## Entries with figure data
+-------+
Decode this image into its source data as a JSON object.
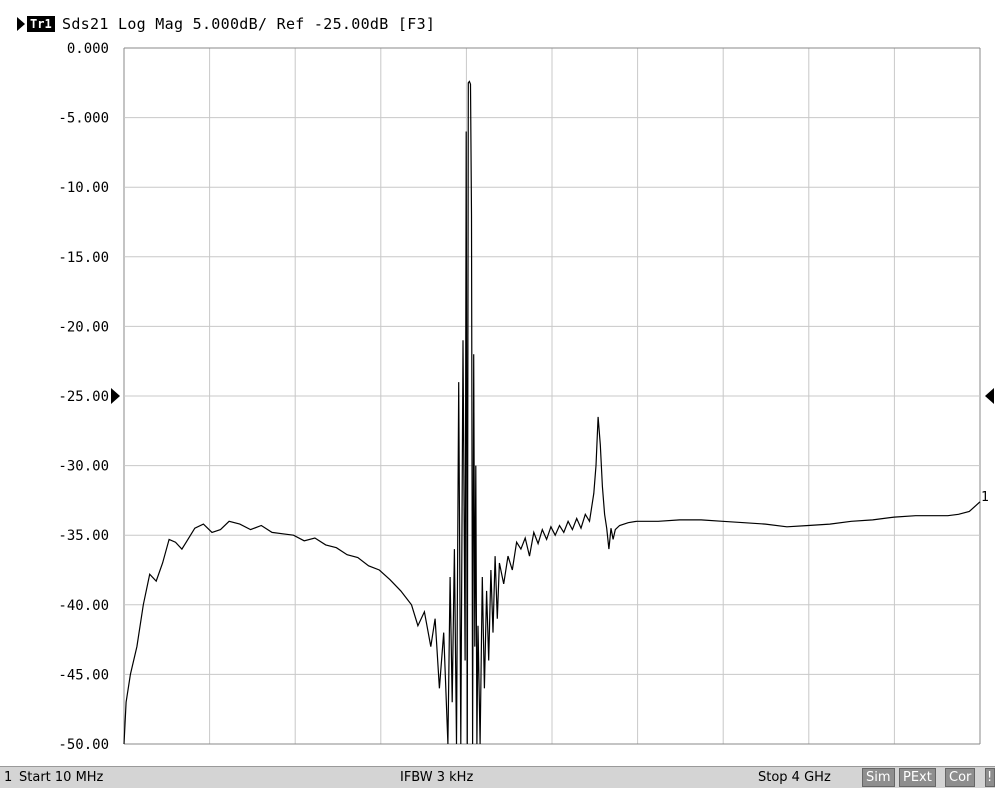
{
  "header": {
    "trace_badge": "Tr1",
    "trace_text": "Sds21 Log Mag 5.000dB/ Ref -25.00dB [F3]"
  },
  "chart_data": {
    "type": "line",
    "title": "Sds21 Log Mag 5.000dB/ Ref -25.00dB [F3]",
    "xlabel": "",
    "ylabel": "",
    "xlim": [
      0.01,
      4.0
    ],
    "ylim": [
      -50,
      0
    ],
    "x_unit": "GHz",
    "y_unit": "dB",
    "grid": true,
    "reference_level": -25.0,
    "scale_per_div": 5.0,
    "yticks": [
      "0.000",
      "-5.000",
      "-10.00",
      "-15.00",
      "-20.00",
      "-25.00",
      "-30.00",
      "-35.00",
      "-40.00",
      "-45.00",
      "-50.00"
    ],
    "trace_marker_label": "1",
    "series": [
      {
        "x": [
          0.01,
          0.02,
          0.04,
          0.07,
          0.1,
          0.13,
          0.16,
          0.19,
          0.22,
          0.25,
          0.28,
          0.3,
          0.34,
          0.38,
          0.42,
          0.46,
          0.5,
          0.55,
          0.6,
          0.65,
          0.7,
          0.75,
          0.8,
          0.85,
          0.9,
          0.95,
          1.0,
          1.05,
          1.1,
          1.15,
          1.2,
          1.25,
          1.3,
          1.35,
          1.38,
          1.41,
          1.44,
          1.46,
          1.48,
          1.5,
          1.52,
          1.53,
          1.54,
          1.55,
          1.56,
          1.57,
          1.58,
          1.59,
          1.6,
          1.605,
          1.61,
          1.615,
          1.62,
          1.625,
          1.63,
          1.635,
          1.64,
          1.645,
          1.65,
          1.655,
          1.66,
          1.67,
          1.68,
          1.69,
          1.7,
          1.71,
          1.72,
          1.73,
          1.74,
          1.75,
          1.76,
          1.78,
          1.8,
          1.82,
          1.84,
          1.86,
          1.88,
          1.9,
          1.92,
          1.94,
          1.96,
          1.98,
          2.0,
          2.02,
          2.04,
          2.06,
          2.08,
          2.1,
          2.12,
          2.14,
          2.16,
          2.18,
          2.2,
          2.21,
          2.22,
          2.23,
          2.24,
          2.25,
          2.26,
          2.27,
          2.28,
          2.29,
          2.3,
          2.32,
          2.36,
          2.4,
          2.5,
          2.6,
          2.7,
          2.8,
          2.9,
          3.0,
          3.1,
          3.2,
          3.3,
          3.4,
          3.5,
          3.6,
          3.7,
          3.8,
          3.85,
          3.9,
          3.95,
          4.0
        ],
        "y": [
          -50.0,
          -47.0,
          -45.0,
          -43.0,
          -40.0,
          -37.8,
          -38.3,
          -37.0,
          -35.3,
          -35.5,
          -36.0,
          -35.5,
          -34.5,
          -34.2,
          -34.8,
          -34.6,
          -34.0,
          -34.2,
          -34.6,
          -34.3,
          -34.8,
          -34.9,
          -35.0,
          -35.4,
          -35.2,
          -35.7,
          -35.9,
          -36.4,
          -36.6,
          -37.2,
          -37.5,
          -38.2,
          -39.0,
          -40.0,
          -41.5,
          -40.5,
          -43.0,
          -41.0,
          -46.0,
          -42.0,
          -50.0,
          -38.0,
          -47.0,
          -36.0,
          -50.0,
          -24.0,
          -50.0,
          -21.0,
          -44.0,
          -6.0,
          -50.0,
          -2.5,
          -2.4,
          -2.6,
          -12.0,
          -50.0,
          -22.0,
          -43.0,
          -30.0,
          -50.0,
          -41.5,
          -50.0,
          -38.0,
          -46.0,
          -39.0,
          -44.0,
          -37.5,
          -42.0,
          -36.5,
          -41.0,
          -37.0,
          -38.5,
          -36.5,
          -37.5,
          -35.5,
          -36.0,
          -35.2,
          -36.5,
          -34.8,
          -35.6,
          -34.6,
          -35.3,
          -34.4,
          -35.0,
          -34.3,
          -34.8,
          -34.0,
          -34.6,
          -33.8,
          -34.5,
          -33.5,
          -34.0,
          -32.0,
          -30.0,
          -26.5,
          -28.5,
          -31.5,
          -33.5,
          -34.5,
          -36.0,
          -34.5,
          -35.3,
          -34.6,
          -34.3,
          -34.1,
          -34.0,
          -34.0,
          -33.9,
          -33.9,
          -34.0,
          -34.1,
          -34.2,
          -34.4,
          -34.3,
          -34.2,
          -34.0,
          -33.9,
          -33.7,
          -33.6,
          -33.6,
          -33.6,
          -33.5,
          -33.3,
          -32.6
        ]
      }
    ]
  },
  "status": {
    "channel": "1",
    "start": "Start 10 MHz",
    "ifbw": "IFBW 3 kHz",
    "stop": "Stop 4 GHz",
    "sim": "Sim",
    "pext": "PExt",
    "cor": "Cor",
    "warn": "!"
  }
}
+-------+
## WHAT TO DO
Write out all the entries again, word for word, and print no images.

## EXERCISE RESPONSE
Decode this image into its source data as a JSON object.
{
  "header": {
    "trace_badge": "Tr1",
    "trace_text": "Sds21 Log Mag 5.000dB/ Ref -25.00dB [F3]"
  },
  "chart_data": {
    "type": "line",
    "title": "Sds21 Log Mag 5.000dB/ Ref -25.00dB [F3]",
    "xlabel": "",
    "ylabel": "",
    "xlim": [
      0.01,
      4.0
    ],
    "ylim": [
      -50,
      0
    ],
    "x_unit": "GHz",
    "y_unit": "dB",
    "grid": true,
    "reference_level": -25.0,
    "scale_per_div": 5.0,
    "yticks": [
      "0.000",
      "-5.000",
      "-10.00",
      "-15.00",
      "-20.00",
      "-25.00",
      "-30.00",
      "-35.00",
      "-40.00",
      "-45.00",
      "-50.00"
    ],
    "trace_marker_label": "1",
    "series": [
      {
        "x": [
          0.01,
          0.02,
          0.04,
          0.07,
          0.1,
          0.13,
          0.16,
          0.19,
          0.22,
          0.25,
          0.28,
          0.3,
          0.34,
          0.38,
          0.42,
          0.46,
          0.5,
          0.55,
          0.6,
          0.65,
          0.7,
          0.75,
          0.8,
          0.85,
          0.9,
          0.95,
          1.0,
          1.05,
          1.1,
          1.15,
          1.2,
          1.25,
          1.3,
          1.35,
          1.38,
          1.41,
          1.44,
          1.46,
          1.48,
          1.5,
          1.52,
          1.53,
          1.54,
          1.55,
          1.56,
          1.57,
          1.58,
          1.59,
          1.6,
          1.605,
          1.61,
          1.615,
          1.62,
          1.625,
          1.63,
          1.635,
          1.64,
          1.645,
          1.65,
          1.655,
          1.66,
          1.67,
          1.68,
          1.69,
          1.7,
          1.71,
          1.72,
          1.73,
          1.74,
          1.75,
          1.76,
          1.78,
          1.8,
          1.82,
          1.84,
          1.86,
          1.88,
          1.9,
          1.92,
          1.94,
          1.96,
          1.98,
          2.0,
          2.02,
          2.04,
          2.06,
          2.08,
          2.1,
          2.12,
          2.14,
          2.16,
          2.18,
          2.2,
          2.21,
          2.22,
          2.23,
          2.24,
          2.25,
          2.26,
          2.27,
          2.28,
          2.29,
          2.3,
          2.32,
          2.36,
          2.4,
          2.5,
          2.6,
          2.7,
          2.8,
          2.9,
          3.0,
          3.1,
          3.2,
          3.3,
          3.4,
          3.5,
          3.6,
          3.7,
          3.8,
          3.85,
          3.9,
          3.95,
          4.0
        ],
        "y": [
          -50.0,
          -47.0,
          -45.0,
          -43.0,
          -40.0,
          -37.8,
          -38.3,
          -37.0,
          -35.3,
          -35.5,
          -36.0,
          -35.5,
          -34.5,
          -34.2,
          -34.8,
          -34.6,
          -34.0,
          -34.2,
          -34.6,
          -34.3,
          -34.8,
          -34.9,
          -35.0,
          -35.4,
          -35.2,
          -35.7,
          -35.9,
          -36.4,
          -36.6,
          -37.2,
          -37.5,
          -38.2,
          -39.0,
          -40.0,
          -41.5,
          -40.5,
          -43.0,
          -41.0,
          -46.0,
          -42.0,
          -50.0,
          -38.0,
          -47.0,
          -36.0,
          -50.0,
          -24.0,
          -50.0,
          -21.0,
          -44.0,
          -6.0,
          -50.0,
          -2.5,
          -2.4,
          -2.6,
          -12.0,
          -50.0,
          -22.0,
          -43.0,
          -30.0,
          -50.0,
          -41.5,
          -50.0,
          -38.0,
          -46.0,
          -39.0,
          -44.0,
          -37.5,
          -42.0,
          -36.5,
          -41.0,
          -37.0,
          -38.5,
          -36.5,
          -37.5,
          -35.5,
          -36.0,
          -35.2,
          -36.5,
          -34.8,
          -35.6,
          -34.6,
          -35.3,
          -34.4,
          -35.0,
          -34.3,
          -34.8,
          -34.0,
          -34.6,
          -33.8,
          -34.5,
          -33.5,
          -34.0,
          -32.0,
          -30.0,
          -26.5,
          -28.5,
          -31.5,
          -33.5,
          -34.5,
          -36.0,
          -34.5,
          -35.3,
          -34.6,
          -34.3,
          -34.1,
          -34.0,
          -34.0,
          -33.9,
          -33.9,
          -34.0,
          -34.1,
          -34.2,
          -34.4,
          -34.3,
          -34.2,
          -34.0,
          -33.9,
          -33.7,
          -33.6,
          -33.6,
          -33.6,
          -33.5,
          -33.3,
          -32.6
        ]
      }
    ]
  },
  "status": {
    "channel": "1",
    "start": "Start 10 MHz",
    "ifbw": "IFBW 3 kHz",
    "stop": "Stop 4 GHz",
    "sim": "Sim",
    "pext": "PExt",
    "cor": "Cor",
    "warn": "!"
  }
}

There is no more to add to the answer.